### Short exercise
Each line of the material must be repeated precisely, with the pictures left out.

** Begin Material for this task **

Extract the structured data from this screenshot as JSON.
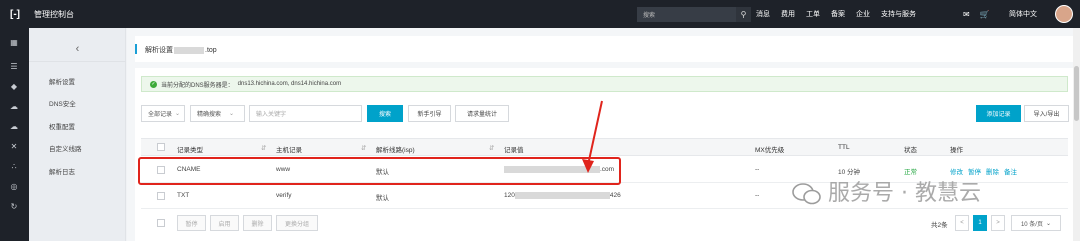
{
  "topbar": {
    "logo": "[-]",
    "title": "管理控制台",
    "search_placeholder": "搜索",
    "nav": [
      "消息",
      "费用",
      "工单",
      "备案",
      "企业",
      "支持与服务"
    ],
    "lang": "简体中文"
  },
  "subsidebar": {
    "back": "‹",
    "items": [
      "解析设置",
      "DNS安全",
      "权重配置",
      "自定义线路",
      "解析日志"
    ]
  },
  "page": {
    "title_prefix": "解析设置",
    "title_suffix": ".top"
  },
  "dns_info": {
    "label": "当前分配的DNS服务器是：",
    "servers": "dns13.hichina.com, dns14.hichina.com"
  },
  "toolbar": {
    "filter_all": "全部记录",
    "filter_mode": "精确搜索",
    "keyword_placeholder": "输入关键字",
    "search": "搜索",
    "guide": "新手引导",
    "stats": "请求量统计",
    "add": "添加记录",
    "import_export": "导入/导出"
  },
  "table": {
    "headers": [
      "记录类型",
      "主机记录",
      "解析线路(isp)",
      "记录值",
      "MX优先级",
      "TTL",
      "状态",
      "操作"
    ],
    "rows": [
      {
        "type": "CNAME",
        "host": "www",
        "line": "默认",
        "value_prefix": "",
        "value_suffix": ".com",
        "mx": "--",
        "ttl": "10 分钟",
        "status": "正常",
        "actions": [
          "修改",
          "暂停",
          "删除",
          "备注"
        ]
      },
      {
        "type": "TXT",
        "host": "verify",
        "line": "默认",
        "value_prefix": "120",
        "value_suffix": "426",
        "mx": "--",
        "ttl": "",
        "status": "",
        "actions": [
          "",
          "",
          "",
          ""
        ]
      }
    ]
  },
  "footer": {
    "buttons": [
      "暂停",
      "启用",
      "删除",
      "更换分组"
    ],
    "total": "共2条",
    "prev": "<",
    "page": "1",
    "next": ">",
    "page_size": "10 条/页"
  },
  "watermark": "服务号 · 教慧云",
  "colors": {
    "accent": "#00a2ca",
    "topbar": "#1e2229",
    "highlight": "#e0241c",
    "ok": "#27a844"
  }
}
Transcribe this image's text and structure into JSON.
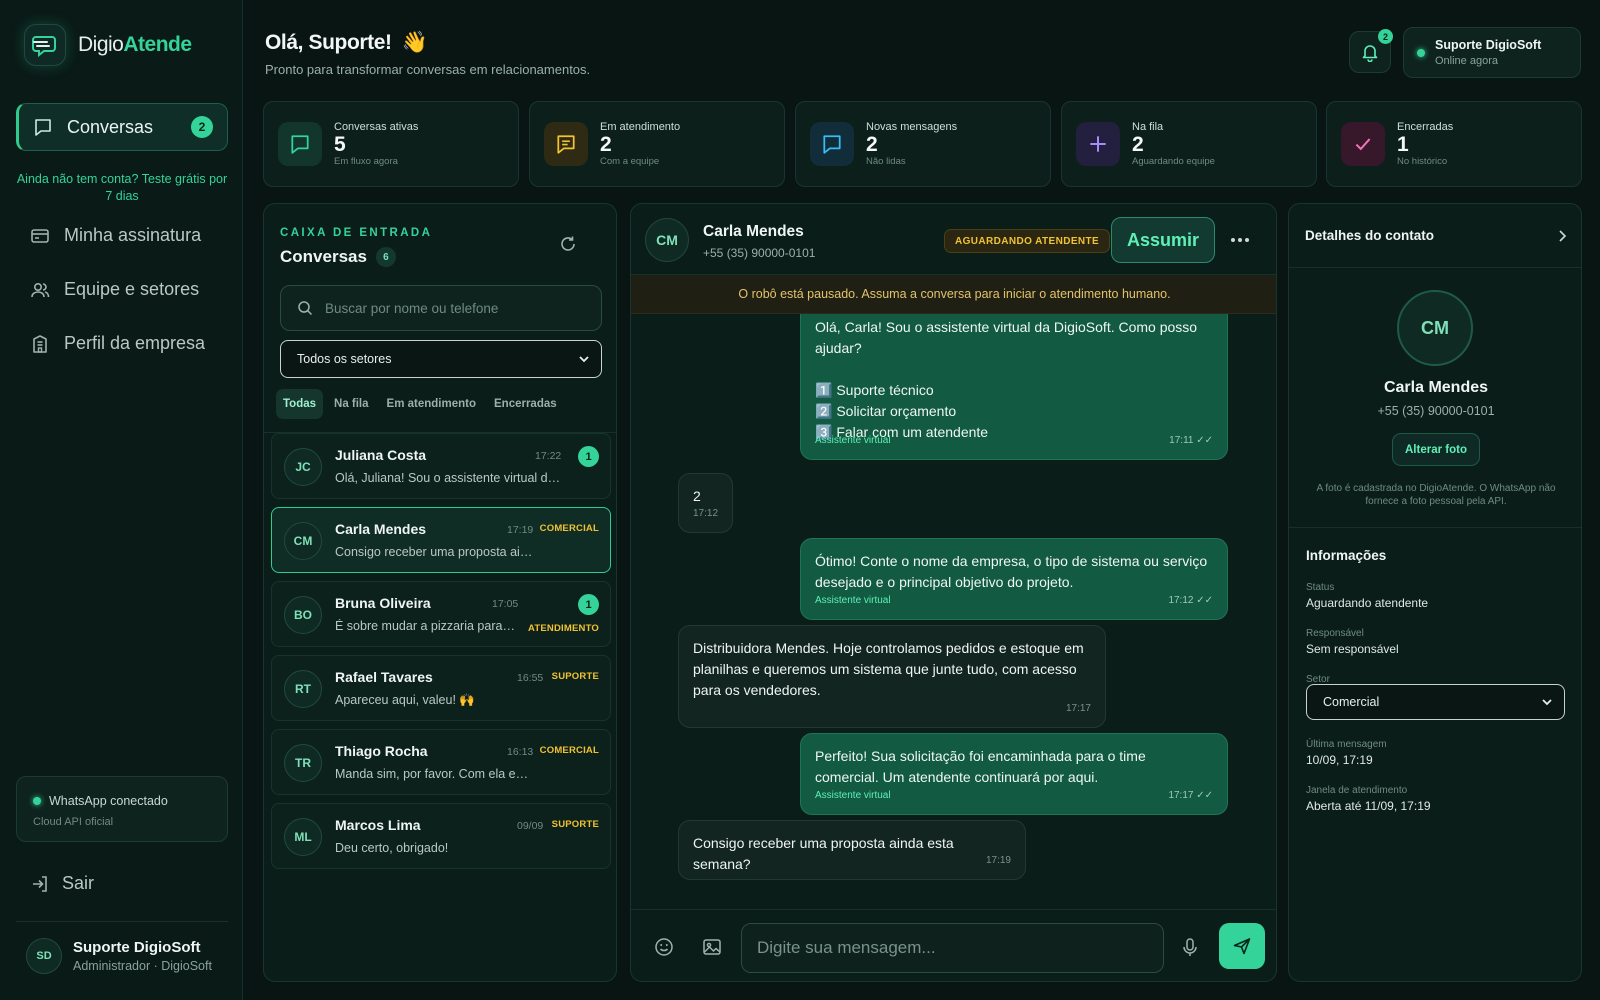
{
  "brand": {
    "prefix": "Digio",
    "suffix": "Atende"
  },
  "sidebar": {
    "nav_active": {
      "label": "Conversas",
      "count": "2"
    },
    "promo": "Ainda não tem conta? Teste grátis por 7 dias",
    "items": [
      {
        "label": "Minha assinatura",
        "icon": "card-icon"
      },
      {
        "label": "Equipe e setores",
        "icon": "users-icon"
      },
      {
        "label": "Perfil da empresa",
        "icon": "building-icon"
      }
    ],
    "whatsapp": {
      "status": "WhatsApp conectado",
      "sub": "Cloud API oficial"
    },
    "logout": "Sair",
    "user": {
      "initials": "SD",
      "name": "Suporte DigioSoft",
      "role": "Administrador · DigioSoft"
    }
  },
  "header": {
    "greeting": "Olá, Suporte!",
    "wave": "👋",
    "subtitle": "Pronto para transformar conversas em relacionamentos.",
    "notifications": "2",
    "user": {
      "name": "Suporte DigioSoft",
      "status": "Online agora"
    }
  },
  "stats": [
    {
      "title": "Conversas ativas",
      "value": "5",
      "desc": "Em fluxo agora",
      "icon": "chat-icon",
      "color": "#34d399"
    },
    {
      "title": "Em atendimento",
      "value": "2",
      "desc": "Com a equipe",
      "icon": "message-lines-icon",
      "color": "#f1c232"
    },
    {
      "title": "Novas mensagens",
      "value": "2",
      "desc": "Não lidas",
      "icon": "chat-icon",
      "color": "#38bdf8"
    },
    {
      "title": "Na fila",
      "value": "2",
      "desc": "Aguardando equipe",
      "icon": "plus-icon",
      "color": "#a78bfa"
    },
    {
      "title": "Encerradas",
      "value": "1",
      "desc": "No histórico",
      "icon": "check-icon",
      "color": "#f472b6"
    }
  ],
  "inbox": {
    "kicker": "CAIXA DE ENTRADA",
    "title": "Conversas",
    "count": "6",
    "search_placeholder": "Buscar por nome ou telefone",
    "sector_select": "Todos os setores",
    "filters": [
      "Todas",
      "Na fila",
      "Em atendimento",
      "Encerradas"
    ],
    "conversations": [
      {
        "initials": "JC",
        "name": "Juliana Costa",
        "time": "17:22",
        "preview": "Olá, Juliana! Sou o assistente virtual da Di...",
        "unread": "1",
        "tag": ""
      },
      {
        "initials": "CM",
        "name": "Carla Mendes",
        "time": "17:19",
        "preview": "Consigo receber uma proposta ain...",
        "unread": "",
        "tag": "COMERCIAL"
      },
      {
        "initials": "BO",
        "name": "Bruna Oliveira",
        "time": "17:05",
        "preview": "É sobre mudar a pizzaria para o ...",
        "unread": "1",
        "tag": "ATENDIMENTO"
      },
      {
        "initials": "RT",
        "name": "Rafael Tavares",
        "time": "16:55",
        "preview": "Apareceu aqui, valeu! 🙌",
        "unread": "",
        "tag": "SUPORTE"
      },
      {
        "initials": "TR",
        "name": "Thiago Rocha",
        "time": "16:13",
        "preview": "Manda sim, por favor. Com ela eu ...",
        "unread": "",
        "tag": "COMERCIAL"
      },
      {
        "initials": "ML",
        "name": "Marcos Lima",
        "time": "09/09",
        "preview": "Deu certo, obrigado!",
        "unread": "",
        "tag": "SUPORTE"
      }
    ]
  },
  "chat": {
    "contact": {
      "initials": "CM",
      "name": "Carla Mendes",
      "phone": "+55 (35) 90000-0101"
    },
    "status_badge": "AGUARDANDO ATENDENTE",
    "assume_label": "Assumir",
    "notice": "O robô está pausado. Assuma a conversa para iniciar o atendimento humano.",
    "messages": [
      {
        "dir": "out",
        "text": "Olá, Carla! Sou o assistente virtual da DigioSoft. Como posso ajudar?\n\n1️⃣ Suporte técnico\n2️⃣ Solicitar orçamento\n3️⃣ Falar com um atendente",
        "source": "Assistente virtual",
        "time": "17:11 ✓✓"
      },
      {
        "dir": "in",
        "text": "2",
        "source": "",
        "time": "17:12"
      },
      {
        "dir": "out",
        "text": "Ótimo! Conte o nome da empresa, o tipo de sistema ou serviço desejado e o principal objetivo do projeto.",
        "source": "Assistente virtual",
        "time": "17:12 ✓✓"
      },
      {
        "dir": "in",
        "text": "Distribuidora Mendes. Hoje controlamos pedidos e estoque em planilhas e queremos um sistema que junte tudo, com acesso para os vendedores.",
        "source": "",
        "time": "17:17"
      },
      {
        "dir": "out",
        "text": "Perfeito! Sua solicitação foi encaminhada para o time comercial. Um atendente continuará por aqui.",
        "source": "Assistente virtual",
        "time": "17:17 ✓✓"
      },
      {
        "dir": "in",
        "text": "Consigo receber uma proposta ainda esta semana?",
        "source": "",
        "time": "17:19"
      }
    ],
    "composer_placeholder": "Digite sua mensagem..."
  },
  "details": {
    "title": "Detalhes do contato",
    "initials": "CM",
    "name": "Carla Mendes",
    "phone": "+55 (35) 90000-0101",
    "change_photo": "Alterar foto",
    "photo_note": "A foto é cadastrada no DigioAtende. O WhatsApp não fornece a foto pessoal pela API.",
    "info_title": "Informações",
    "fields": {
      "status_label": "Status",
      "status": "Aguardando atendente",
      "owner_label": "Responsável",
      "owner": "Sem responsável",
      "sector_label": "Setor",
      "sector": "Comercial",
      "last_label": "Última mensagem",
      "last": "10/09, 17:19",
      "window_label": "Janela de atendimento",
      "window": "Aberta até 11/09, 17:19"
    }
  }
}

** End Material for this task **

### Task solution
Extract the structured data from this screenshot as JSON.
{
  "topbar": {
    "logo": "[-]",
    "title": "管理控制台",
    "search_placeholder": "搜索",
    "nav": [
      "消息",
      "费用",
      "工单",
      "备案",
      "企业",
      "支持与服务"
    ],
    "lang": "简体中文"
  },
  "subsidebar": {
    "back": "‹",
    "items": [
      "解析设置",
      "DNS安全",
      "权重配置",
      "自定义线路",
      "解析日志"
    ]
  },
  "page": {
    "title_prefix": "解析设置",
    "title_suffix": ".top"
  },
  "dns_info": {
    "label": "当前分配的DNS服务器是：",
    "servers": "dns13.hichina.com, dns14.hichina.com"
  },
  "toolbar": {
    "filter_all": "全部记录",
    "filter_mode": "精确搜索",
    "keyword_placeholder": "输入关键字",
    "search": "搜索",
    "guide": "新手引导",
    "stats": "请求量统计",
    "add": "添加记录",
    "import_export": "导入/导出"
  },
  "table": {
    "headers": [
      "记录类型",
      "主机记录",
      "解析线路(isp)",
      "记录值",
      "MX优先级",
      "TTL",
      "状态",
      "操作"
    ],
    "rows": [
      {
        "type": "CNAME",
        "host": "www",
        "line": "默认",
        "value_prefix": "",
        "value_suffix": ".com",
        "mx": "--",
        "ttl": "10 分钟",
        "status": "正常",
        "actions": [
          "修改",
          "暂停",
          "删除",
          "备注"
        ]
      },
      {
        "type": "TXT",
        "host": "verify",
        "line": "默认",
        "value_prefix": "120",
        "value_suffix": "426",
        "mx": "--",
        "ttl": "",
        "status": "",
        "actions": [
          "",
          "",
          "",
          ""
        ]
      }
    ]
  },
  "footer": {
    "buttons": [
      "暂停",
      "启用",
      "删除",
      "更换分组"
    ],
    "total": "共2条",
    "prev": "<",
    "page": "1",
    "next": ">",
    "page_size": "10 条/页"
  },
  "watermark": "服务号 · 教慧云",
  "colors": {
    "accent": "#00a2ca",
    "topbar": "#1e2229",
    "highlight": "#e0241c",
    "ok": "#27a844"
  }
}
Transcribe this image's text and structure into JSON.
{
  "brand": {
    "prefix": "Digio",
    "suffix": "Atende"
  },
  "sidebar": {
    "nav_active": {
      "label": "Conversas",
      "count": "2"
    },
    "promo": "Ainda não tem conta? Teste grátis por 7 dias",
    "items": [
      {
        "label": "Minha assinatura",
        "icon": "card-icon"
      },
      {
        "label": "Equipe e setores",
        "icon": "users-icon"
      },
      {
        "label": "Perfil da empresa",
        "icon": "building-icon"
      }
    ],
    "whatsapp": {
      "status": "WhatsApp conectado",
      "sub": "Cloud API oficial"
    },
    "logout": "Sair",
    "user": {
      "initials": "SD",
      "name": "Suporte DigioSoft",
      "role": "Administrador · DigioSoft"
    }
  },
  "header": {
    "greeting": "Olá, Suporte!",
    "wave": "👋",
    "subtitle": "Pronto para transformar conversas em relacionamentos.",
    "notifications": "2",
    "user": {
      "name": "Suporte DigioSoft",
      "status": "Online agora"
    }
  },
  "stats": [
    {
      "title": "Conversas ativas",
      "value": "5",
      "desc": "Em fluxo agora",
      "icon": "chat-icon",
      "color": "#34d399"
    },
    {
      "title": "Em atendimento",
      "value": "2",
      "desc": "Com a equipe",
      "icon": "message-lines-icon",
      "color": "#f1c232"
    },
    {
      "title": "Novas mensagens",
      "value": "2",
      "desc": "Não lidas",
      "icon": "chat-icon",
      "color": "#38bdf8"
    },
    {
      "title": "Na fila",
      "value": "2",
      "desc": "Aguardando equipe",
      "icon": "plus-icon",
      "color": "#a78bfa"
    },
    {
      "title": "Encerradas",
      "value": "1",
      "desc": "No histórico",
      "icon": "check-icon",
      "color": "#f472b6"
    }
  ],
  "inbox": {
    "kicker": "CAIXA DE ENTRADA",
    "title": "Conversas",
    "count": "6",
    "search_placeholder": "Buscar por nome ou telefone",
    "sector_select": "Todos os setores",
    "filters": [
      "Todas",
      "Na fila",
      "Em atendimento",
      "Encerradas"
    ],
    "conversations": [
      {
        "initials": "JC",
        "name": "Juliana Costa",
        "time": "17:22",
        "preview": "Olá, Juliana! Sou o assistente virtual da Di...",
        "unread": "1",
        "tag": ""
      },
      {
        "initials": "CM",
        "name": "Carla Mendes",
        "time": "17:19",
        "preview": "Consigo receber uma proposta ain...",
        "unread": "",
        "tag": "COMERCIAL"
      },
      {
        "initials": "BO",
        "name": "Bruna Oliveira",
        "time": "17:05",
        "preview": "É sobre mudar a pizzaria para o ...",
        "unread": "1",
        "tag": "ATENDIMENTO"
      },
      {
        "initials": "RT",
        "name": "Rafael Tavares",
        "time": "16:55",
        "preview": "Apareceu aqui, valeu! 🙌",
        "unread": "",
        "tag": "SUPORTE"
      },
      {
        "initials": "TR",
        "name": "Thiago Rocha",
        "time": "16:13",
        "preview": "Manda sim, por favor. Com ela eu ...",
        "unread": "",
        "tag": "COMERCIAL"
      },
      {
        "initials": "ML",
        "name": "Marcos Lima",
        "time": "09/09",
        "preview": "Deu certo, obrigado!",
        "unread": "",
        "tag": "SUPORTE"
      }
    ]
  },
  "chat": {
    "contact": {
      "initials": "CM",
      "name": "Carla Mendes",
      "phone": "+55 (35) 90000-0101"
    },
    "status_badge": "AGUARDANDO ATENDENTE",
    "assume_label": "Assumir",
    "notice": "O robô está pausado. Assuma a conversa para iniciar o atendimento humano.",
    "messages": [
      {
        "dir": "out",
        "text": "Olá, Carla! Sou o assistente virtual da DigioSoft. Como posso ajudar?\n\n1️⃣ Suporte técnico\n2️⃣ Solicitar orçamento\n3️⃣ Falar com um atendente",
        "source": "Assistente virtual",
        "time": "17:11 ✓✓"
      },
      {
        "dir": "in",
        "text": "2",
        "source": "",
        "time": "17:12"
      },
      {
        "dir": "out",
        "text": "Ótimo! Conte o nome da empresa, o tipo de sistema ou serviço desejado e o principal objetivo do projeto.",
        "source": "Assistente virtual",
        "time": "17:12 ✓✓"
      },
      {
        "dir": "in",
        "text": "Distribuidora Mendes. Hoje controlamos pedidos e estoque em planilhas e queremos um sistema que junte tudo, com acesso para os vendedores.",
        "source": "",
        "time": "17:17"
      },
      {
        "dir": "out",
        "text": "Perfeito! Sua solicitação foi encaminhada para o time comercial. Um atendente continuará por aqui.",
        "source": "Assistente virtual",
        "time": "17:17 ✓✓"
      },
      {
        "dir": "in",
        "text": "Consigo receber uma proposta ainda esta semana?",
        "source": "",
        "time": "17:19"
      }
    ],
    "composer_placeholder": "Digite sua mensagem..."
  },
  "details": {
    "title": "Detalhes do contato",
    "initials": "CM",
    "name": "Carla Mendes",
    "phone": "+55 (35) 90000-0101",
    "change_photo": "Alterar foto",
    "photo_note": "A foto é cadastrada no DigioAtende. O WhatsApp não fornece a foto pessoal pela API.",
    "info_title": "Informações",
    "fields": {
      "status_label": "Status",
      "status": "Aguardando atendente",
      "owner_label": "Responsável",
      "owner": "Sem responsável",
      "sector_label": "Setor",
      "sector": "Comercial",
      "last_label": "Última mensagem",
      "last": "10/09, 17:19",
      "window_label": "Janela de atendimento",
      "window": "Aberta até 11/09, 17:19"
    }
  }
}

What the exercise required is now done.